*SUPPLIED MATERIAL:*
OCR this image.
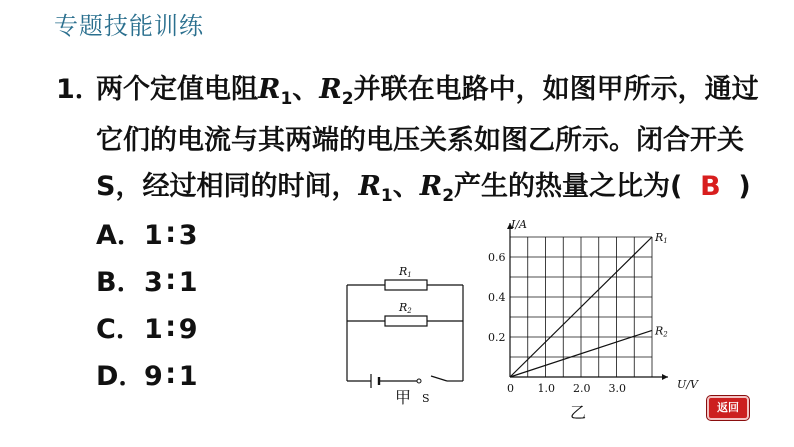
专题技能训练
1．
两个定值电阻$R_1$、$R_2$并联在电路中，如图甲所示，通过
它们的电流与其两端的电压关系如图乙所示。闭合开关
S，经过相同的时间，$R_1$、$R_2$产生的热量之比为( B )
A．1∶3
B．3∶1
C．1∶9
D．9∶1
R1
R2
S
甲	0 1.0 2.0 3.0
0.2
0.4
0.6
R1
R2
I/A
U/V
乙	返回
---
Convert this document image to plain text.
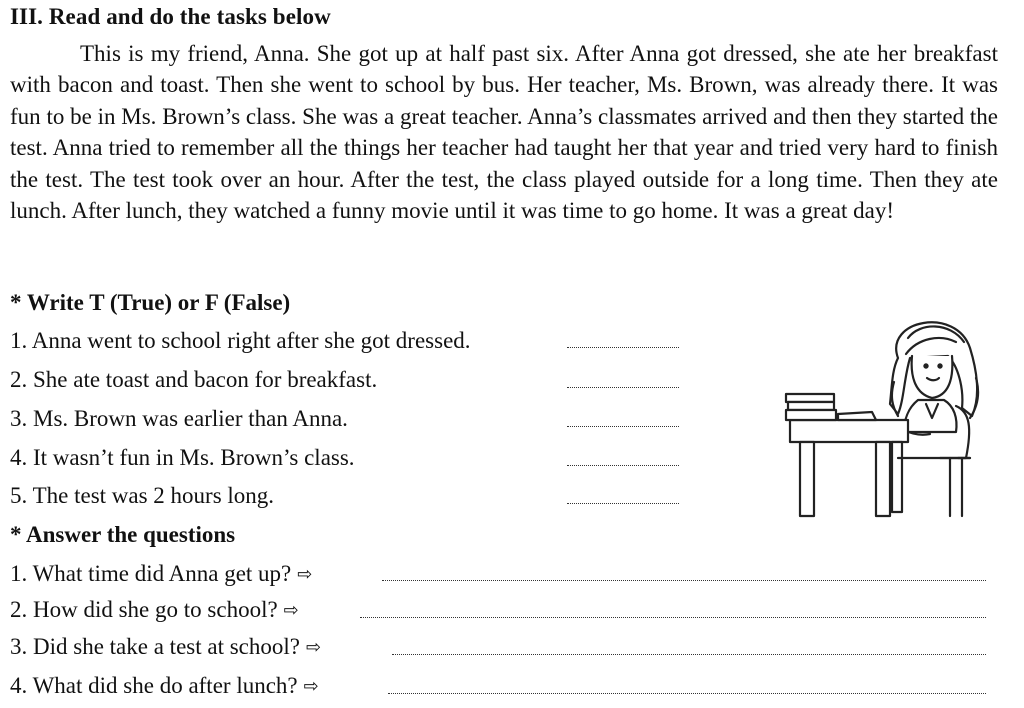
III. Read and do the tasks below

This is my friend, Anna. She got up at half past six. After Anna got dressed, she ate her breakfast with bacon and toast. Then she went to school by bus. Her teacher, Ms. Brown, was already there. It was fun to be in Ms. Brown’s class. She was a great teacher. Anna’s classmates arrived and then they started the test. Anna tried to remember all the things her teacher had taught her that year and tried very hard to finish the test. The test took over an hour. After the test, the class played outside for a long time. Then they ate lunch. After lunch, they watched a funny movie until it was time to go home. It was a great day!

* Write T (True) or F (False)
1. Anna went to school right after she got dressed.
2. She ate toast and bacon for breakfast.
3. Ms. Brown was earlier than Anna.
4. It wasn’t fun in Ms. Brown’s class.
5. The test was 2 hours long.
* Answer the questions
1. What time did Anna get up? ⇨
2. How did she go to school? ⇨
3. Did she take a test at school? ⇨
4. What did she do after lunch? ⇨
---
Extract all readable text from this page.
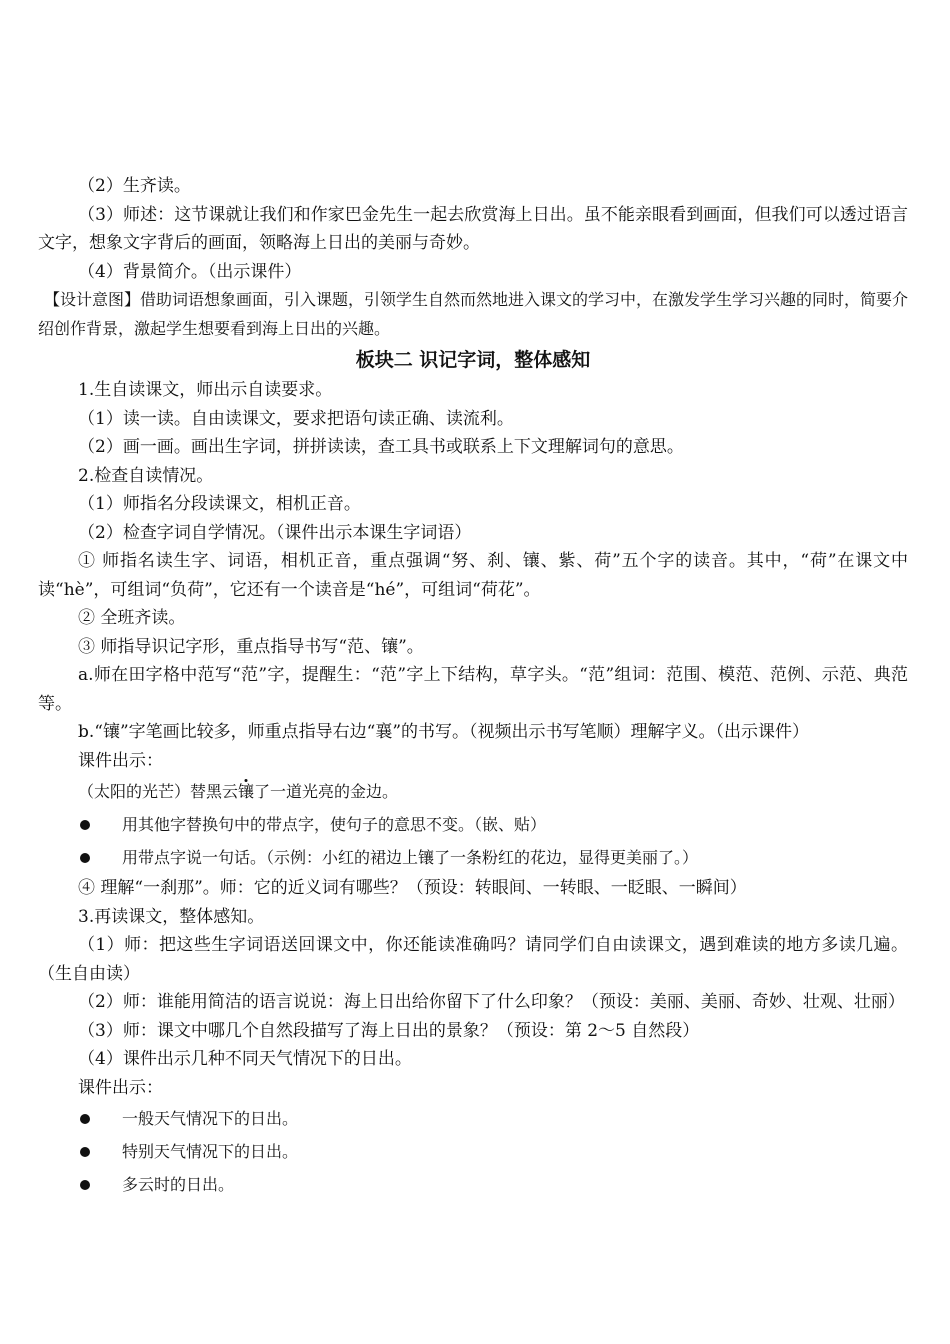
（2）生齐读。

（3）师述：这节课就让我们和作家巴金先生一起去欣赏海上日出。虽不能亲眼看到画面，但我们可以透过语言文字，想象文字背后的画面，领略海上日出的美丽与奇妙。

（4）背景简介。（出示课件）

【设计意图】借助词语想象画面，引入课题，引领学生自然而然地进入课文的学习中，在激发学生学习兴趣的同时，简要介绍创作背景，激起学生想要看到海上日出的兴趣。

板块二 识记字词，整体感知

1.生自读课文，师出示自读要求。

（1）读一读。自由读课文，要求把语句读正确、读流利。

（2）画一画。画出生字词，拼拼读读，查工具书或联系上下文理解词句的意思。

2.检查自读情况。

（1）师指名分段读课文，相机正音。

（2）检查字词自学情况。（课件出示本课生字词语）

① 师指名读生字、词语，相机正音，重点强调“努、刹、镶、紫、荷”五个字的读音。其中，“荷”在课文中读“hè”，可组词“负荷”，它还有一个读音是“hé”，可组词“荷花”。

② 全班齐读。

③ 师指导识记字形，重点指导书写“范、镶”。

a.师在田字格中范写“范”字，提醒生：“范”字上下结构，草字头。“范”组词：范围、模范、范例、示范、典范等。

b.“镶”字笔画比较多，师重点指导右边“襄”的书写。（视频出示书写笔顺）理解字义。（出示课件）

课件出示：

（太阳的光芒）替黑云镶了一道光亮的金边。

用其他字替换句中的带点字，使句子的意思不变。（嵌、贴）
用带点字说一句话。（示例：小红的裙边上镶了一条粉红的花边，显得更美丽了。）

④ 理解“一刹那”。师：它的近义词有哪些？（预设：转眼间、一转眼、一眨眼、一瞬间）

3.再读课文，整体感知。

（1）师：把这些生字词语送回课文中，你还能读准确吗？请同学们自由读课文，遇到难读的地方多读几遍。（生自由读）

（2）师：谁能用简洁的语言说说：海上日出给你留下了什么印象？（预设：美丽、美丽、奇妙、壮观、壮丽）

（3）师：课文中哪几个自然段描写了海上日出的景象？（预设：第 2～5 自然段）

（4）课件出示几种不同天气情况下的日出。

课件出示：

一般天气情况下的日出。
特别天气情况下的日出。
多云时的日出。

*SHORT EXERCISE:* Tally the lines of the listing that include "Anna". Reply with nothing but the count.

*WRITTEN REPLY:* 4